Dataset records
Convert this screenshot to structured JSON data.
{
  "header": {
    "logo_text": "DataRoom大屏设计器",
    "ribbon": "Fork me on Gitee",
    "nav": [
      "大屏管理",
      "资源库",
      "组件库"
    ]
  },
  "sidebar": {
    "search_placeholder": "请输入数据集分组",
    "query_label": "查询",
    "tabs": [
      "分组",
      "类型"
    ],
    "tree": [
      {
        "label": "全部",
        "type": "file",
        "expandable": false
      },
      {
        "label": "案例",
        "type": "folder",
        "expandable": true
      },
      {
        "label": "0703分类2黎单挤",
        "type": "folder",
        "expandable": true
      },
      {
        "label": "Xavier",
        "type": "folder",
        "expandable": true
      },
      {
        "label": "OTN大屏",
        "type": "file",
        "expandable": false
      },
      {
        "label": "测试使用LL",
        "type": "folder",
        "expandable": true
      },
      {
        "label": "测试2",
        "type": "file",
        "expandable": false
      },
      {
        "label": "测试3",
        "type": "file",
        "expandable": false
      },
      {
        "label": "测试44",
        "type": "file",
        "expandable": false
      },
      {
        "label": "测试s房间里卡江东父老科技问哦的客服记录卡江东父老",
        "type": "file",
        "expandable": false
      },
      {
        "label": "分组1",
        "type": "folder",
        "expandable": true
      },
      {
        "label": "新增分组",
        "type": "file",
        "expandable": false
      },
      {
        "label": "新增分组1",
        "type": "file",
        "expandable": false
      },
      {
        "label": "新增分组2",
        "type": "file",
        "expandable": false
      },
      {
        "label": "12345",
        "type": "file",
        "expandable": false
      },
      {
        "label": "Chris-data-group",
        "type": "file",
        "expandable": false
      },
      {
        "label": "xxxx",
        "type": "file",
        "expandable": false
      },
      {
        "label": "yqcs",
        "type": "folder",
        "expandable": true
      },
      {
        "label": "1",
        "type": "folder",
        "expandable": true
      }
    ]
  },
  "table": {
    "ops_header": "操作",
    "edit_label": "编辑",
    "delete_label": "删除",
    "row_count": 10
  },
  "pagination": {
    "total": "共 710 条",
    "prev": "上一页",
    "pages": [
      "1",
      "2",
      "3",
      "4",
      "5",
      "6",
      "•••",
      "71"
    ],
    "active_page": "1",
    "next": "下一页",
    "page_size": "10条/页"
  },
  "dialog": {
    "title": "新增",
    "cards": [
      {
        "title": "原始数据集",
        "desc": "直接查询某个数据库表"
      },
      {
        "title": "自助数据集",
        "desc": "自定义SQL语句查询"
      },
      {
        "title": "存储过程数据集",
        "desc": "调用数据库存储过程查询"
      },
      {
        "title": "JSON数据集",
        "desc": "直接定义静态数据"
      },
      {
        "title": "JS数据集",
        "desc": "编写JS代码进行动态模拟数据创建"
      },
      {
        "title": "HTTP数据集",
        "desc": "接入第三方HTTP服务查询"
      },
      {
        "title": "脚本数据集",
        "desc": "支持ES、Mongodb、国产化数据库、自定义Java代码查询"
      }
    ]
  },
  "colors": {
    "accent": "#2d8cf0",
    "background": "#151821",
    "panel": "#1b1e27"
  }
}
* * *
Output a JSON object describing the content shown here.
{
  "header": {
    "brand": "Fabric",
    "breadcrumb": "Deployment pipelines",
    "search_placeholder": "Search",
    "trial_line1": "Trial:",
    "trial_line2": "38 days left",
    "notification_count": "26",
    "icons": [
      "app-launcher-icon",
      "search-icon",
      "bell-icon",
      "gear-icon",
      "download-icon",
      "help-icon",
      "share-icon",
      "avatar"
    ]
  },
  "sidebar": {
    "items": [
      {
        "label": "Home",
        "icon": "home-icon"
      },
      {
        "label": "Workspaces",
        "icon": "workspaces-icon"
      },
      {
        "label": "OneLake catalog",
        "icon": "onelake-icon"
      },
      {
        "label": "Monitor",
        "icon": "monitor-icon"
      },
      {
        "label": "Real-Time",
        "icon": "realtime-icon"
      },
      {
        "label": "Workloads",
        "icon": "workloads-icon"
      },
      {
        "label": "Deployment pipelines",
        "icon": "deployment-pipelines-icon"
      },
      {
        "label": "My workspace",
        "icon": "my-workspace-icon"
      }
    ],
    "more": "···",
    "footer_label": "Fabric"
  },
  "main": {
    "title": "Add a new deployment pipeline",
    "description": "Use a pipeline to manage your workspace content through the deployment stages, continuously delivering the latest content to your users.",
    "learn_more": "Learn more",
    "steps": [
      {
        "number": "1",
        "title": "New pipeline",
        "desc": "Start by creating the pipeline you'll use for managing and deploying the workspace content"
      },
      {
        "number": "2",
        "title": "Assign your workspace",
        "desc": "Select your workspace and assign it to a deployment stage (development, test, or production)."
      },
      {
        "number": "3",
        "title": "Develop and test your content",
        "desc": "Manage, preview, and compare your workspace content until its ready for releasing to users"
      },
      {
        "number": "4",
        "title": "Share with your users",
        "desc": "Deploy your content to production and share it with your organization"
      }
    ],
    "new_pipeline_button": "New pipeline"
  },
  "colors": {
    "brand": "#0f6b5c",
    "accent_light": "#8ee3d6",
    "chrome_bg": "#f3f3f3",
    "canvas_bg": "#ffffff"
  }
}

[What the exercise asks] Go through the records and show every line with the string "production" in it.

[Solution to this exercise]
        "desc": "Select your workspace and assign it to a deployment stage (development, test, or production)."
        "desc": "Deploy your content to production and share it with your organization"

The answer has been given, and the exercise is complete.